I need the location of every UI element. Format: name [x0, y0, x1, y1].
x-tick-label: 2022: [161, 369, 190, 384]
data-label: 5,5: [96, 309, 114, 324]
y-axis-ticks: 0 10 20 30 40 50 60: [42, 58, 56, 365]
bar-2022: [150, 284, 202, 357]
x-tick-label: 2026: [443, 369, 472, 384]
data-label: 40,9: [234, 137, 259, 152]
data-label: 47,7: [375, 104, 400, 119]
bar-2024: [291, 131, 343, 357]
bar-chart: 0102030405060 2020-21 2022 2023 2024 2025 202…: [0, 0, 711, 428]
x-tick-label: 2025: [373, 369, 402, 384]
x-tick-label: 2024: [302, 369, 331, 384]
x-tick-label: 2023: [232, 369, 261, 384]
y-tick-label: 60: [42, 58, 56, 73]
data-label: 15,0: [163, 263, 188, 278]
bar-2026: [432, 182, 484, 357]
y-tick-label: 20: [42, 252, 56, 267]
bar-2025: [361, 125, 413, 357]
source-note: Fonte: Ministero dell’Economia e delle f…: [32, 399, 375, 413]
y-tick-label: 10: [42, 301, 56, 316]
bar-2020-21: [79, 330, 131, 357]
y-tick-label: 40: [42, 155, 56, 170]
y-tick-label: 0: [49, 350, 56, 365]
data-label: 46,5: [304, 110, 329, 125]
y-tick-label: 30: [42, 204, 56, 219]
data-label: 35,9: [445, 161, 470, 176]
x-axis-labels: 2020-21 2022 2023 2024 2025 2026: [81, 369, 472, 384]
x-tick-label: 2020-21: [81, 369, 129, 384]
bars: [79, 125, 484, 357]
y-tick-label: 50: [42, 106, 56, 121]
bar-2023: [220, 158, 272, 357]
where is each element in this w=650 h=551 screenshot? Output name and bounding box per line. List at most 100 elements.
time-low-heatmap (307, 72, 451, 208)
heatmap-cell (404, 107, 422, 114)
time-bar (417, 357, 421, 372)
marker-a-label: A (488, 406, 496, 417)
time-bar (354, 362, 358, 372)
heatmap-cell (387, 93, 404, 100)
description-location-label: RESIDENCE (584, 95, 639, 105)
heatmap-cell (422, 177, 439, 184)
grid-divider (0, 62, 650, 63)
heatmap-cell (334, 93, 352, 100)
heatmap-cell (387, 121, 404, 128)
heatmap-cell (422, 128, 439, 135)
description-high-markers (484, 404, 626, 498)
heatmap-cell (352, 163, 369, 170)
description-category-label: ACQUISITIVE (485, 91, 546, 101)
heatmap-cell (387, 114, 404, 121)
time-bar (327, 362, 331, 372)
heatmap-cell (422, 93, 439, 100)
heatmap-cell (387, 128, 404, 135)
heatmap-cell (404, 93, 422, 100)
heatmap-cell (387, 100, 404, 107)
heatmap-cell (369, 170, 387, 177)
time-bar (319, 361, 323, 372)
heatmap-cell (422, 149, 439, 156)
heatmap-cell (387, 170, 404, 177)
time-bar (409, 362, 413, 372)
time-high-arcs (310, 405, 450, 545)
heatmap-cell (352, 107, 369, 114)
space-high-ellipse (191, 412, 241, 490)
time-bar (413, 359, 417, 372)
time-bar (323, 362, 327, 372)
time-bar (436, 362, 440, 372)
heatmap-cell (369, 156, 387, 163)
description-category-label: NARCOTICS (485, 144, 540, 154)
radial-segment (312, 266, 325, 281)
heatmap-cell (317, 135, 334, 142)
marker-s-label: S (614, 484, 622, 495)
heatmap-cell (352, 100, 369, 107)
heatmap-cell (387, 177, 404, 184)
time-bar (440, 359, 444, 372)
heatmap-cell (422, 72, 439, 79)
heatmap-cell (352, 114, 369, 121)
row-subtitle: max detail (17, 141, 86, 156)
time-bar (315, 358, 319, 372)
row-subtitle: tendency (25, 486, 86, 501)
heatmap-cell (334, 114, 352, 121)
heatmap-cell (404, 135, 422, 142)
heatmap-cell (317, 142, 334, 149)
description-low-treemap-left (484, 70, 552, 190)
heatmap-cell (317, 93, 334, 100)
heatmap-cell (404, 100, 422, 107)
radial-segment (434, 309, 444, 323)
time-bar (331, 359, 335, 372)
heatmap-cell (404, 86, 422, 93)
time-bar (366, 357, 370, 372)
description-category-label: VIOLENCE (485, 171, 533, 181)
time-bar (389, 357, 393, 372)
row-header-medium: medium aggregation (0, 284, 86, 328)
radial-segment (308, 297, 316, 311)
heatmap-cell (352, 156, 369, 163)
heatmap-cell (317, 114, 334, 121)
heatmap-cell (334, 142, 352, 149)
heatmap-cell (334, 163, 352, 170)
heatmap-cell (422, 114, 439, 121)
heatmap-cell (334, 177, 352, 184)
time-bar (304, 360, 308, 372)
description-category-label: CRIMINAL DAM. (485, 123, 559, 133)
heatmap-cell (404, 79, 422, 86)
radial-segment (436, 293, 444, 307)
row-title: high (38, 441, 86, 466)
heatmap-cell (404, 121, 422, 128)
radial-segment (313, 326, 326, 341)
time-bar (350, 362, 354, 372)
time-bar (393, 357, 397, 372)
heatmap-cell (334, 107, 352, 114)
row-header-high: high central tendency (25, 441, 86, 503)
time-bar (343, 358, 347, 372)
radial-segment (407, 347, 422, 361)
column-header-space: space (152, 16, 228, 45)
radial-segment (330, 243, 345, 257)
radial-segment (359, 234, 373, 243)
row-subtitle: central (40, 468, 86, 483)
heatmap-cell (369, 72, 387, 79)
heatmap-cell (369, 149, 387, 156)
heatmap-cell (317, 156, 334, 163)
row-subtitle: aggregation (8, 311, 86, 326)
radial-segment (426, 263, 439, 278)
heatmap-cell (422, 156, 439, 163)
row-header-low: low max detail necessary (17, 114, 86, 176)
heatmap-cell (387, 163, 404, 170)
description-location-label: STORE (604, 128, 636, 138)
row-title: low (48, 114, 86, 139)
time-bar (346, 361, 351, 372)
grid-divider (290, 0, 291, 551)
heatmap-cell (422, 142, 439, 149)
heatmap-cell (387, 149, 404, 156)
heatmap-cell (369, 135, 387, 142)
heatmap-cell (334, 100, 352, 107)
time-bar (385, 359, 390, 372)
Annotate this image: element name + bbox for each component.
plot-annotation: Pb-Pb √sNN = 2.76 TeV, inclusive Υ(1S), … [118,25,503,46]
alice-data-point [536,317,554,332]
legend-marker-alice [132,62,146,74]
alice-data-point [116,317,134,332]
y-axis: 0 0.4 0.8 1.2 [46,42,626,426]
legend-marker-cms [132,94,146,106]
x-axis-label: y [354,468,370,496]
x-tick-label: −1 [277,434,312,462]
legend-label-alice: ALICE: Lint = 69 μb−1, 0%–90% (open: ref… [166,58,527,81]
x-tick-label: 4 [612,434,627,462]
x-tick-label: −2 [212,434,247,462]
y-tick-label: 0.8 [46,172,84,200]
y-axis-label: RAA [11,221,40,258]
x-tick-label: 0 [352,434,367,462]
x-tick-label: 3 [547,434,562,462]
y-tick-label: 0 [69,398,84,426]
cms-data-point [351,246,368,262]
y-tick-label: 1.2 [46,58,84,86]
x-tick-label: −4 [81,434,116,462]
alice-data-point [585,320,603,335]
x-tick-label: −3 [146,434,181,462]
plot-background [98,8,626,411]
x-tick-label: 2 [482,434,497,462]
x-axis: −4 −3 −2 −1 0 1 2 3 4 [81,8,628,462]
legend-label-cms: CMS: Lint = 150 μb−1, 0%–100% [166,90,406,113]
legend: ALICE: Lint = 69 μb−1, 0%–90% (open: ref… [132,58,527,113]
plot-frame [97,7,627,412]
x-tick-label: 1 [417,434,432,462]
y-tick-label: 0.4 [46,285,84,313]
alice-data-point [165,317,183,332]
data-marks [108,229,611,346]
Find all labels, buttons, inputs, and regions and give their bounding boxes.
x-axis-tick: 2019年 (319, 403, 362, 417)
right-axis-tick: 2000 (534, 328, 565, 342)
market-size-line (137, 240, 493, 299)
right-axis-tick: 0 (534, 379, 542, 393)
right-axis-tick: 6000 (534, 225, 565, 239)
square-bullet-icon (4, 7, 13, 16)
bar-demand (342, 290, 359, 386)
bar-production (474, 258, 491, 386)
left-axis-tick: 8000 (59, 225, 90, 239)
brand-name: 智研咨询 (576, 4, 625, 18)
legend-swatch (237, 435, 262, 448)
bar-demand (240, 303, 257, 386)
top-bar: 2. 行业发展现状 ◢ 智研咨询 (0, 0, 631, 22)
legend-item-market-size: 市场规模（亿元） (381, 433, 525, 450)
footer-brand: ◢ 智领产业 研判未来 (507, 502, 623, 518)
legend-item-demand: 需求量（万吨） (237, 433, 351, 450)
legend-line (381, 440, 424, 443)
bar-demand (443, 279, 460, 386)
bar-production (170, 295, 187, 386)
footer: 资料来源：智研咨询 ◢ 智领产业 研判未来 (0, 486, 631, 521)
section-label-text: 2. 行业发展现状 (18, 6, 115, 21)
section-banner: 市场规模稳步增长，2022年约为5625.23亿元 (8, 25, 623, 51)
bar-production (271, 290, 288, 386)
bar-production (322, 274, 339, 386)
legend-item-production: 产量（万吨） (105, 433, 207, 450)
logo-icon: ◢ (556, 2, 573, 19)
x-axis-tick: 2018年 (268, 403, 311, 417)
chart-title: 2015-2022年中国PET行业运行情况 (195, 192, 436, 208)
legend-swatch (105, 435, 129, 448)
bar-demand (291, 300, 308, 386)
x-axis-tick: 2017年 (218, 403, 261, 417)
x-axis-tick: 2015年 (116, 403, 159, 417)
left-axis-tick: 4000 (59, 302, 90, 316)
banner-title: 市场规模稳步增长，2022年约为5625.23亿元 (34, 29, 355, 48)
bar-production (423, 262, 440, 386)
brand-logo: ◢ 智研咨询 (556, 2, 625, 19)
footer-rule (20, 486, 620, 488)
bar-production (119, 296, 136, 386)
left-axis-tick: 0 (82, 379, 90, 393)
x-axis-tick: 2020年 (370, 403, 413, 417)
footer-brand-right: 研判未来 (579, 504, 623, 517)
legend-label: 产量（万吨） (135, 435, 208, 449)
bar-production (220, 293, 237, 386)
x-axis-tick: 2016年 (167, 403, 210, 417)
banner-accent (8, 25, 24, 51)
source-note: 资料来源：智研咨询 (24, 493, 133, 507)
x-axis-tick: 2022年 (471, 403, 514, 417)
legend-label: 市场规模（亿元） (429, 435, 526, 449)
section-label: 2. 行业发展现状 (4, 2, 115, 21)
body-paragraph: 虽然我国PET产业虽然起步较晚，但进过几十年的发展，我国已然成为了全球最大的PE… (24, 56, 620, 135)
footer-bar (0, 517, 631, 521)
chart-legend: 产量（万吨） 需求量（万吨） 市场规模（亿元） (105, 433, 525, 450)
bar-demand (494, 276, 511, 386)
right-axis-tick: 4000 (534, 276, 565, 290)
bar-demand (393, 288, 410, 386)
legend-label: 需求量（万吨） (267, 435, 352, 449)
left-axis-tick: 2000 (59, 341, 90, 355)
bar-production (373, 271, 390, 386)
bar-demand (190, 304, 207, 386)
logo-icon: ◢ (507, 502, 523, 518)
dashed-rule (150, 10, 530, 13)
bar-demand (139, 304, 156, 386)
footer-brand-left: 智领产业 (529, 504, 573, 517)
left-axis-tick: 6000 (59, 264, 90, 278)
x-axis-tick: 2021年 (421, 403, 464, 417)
----
Stated exercise: Identify each line in the rows above that contains the string "description", and copy those lines in full. Case counts when matching.

Task solution:
description-location-label: RESIDENCE (584, 95, 639, 105)
description-high-markers (484, 404, 626, 498)
description-category-label: ACQUISITIVE (485, 91, 546, 101)
description-category-label: NARCOTICS (485, 144, 540, 154)
description-low-treemap-left (484, 70, 552, 190)
description-category-label: VIOLENCE (485, 171, 533, 181)
description-category-label: CRIMINAL DAM. (485, 123, 559, 133)
description-location-label: STORE (604, 128, 636, 138)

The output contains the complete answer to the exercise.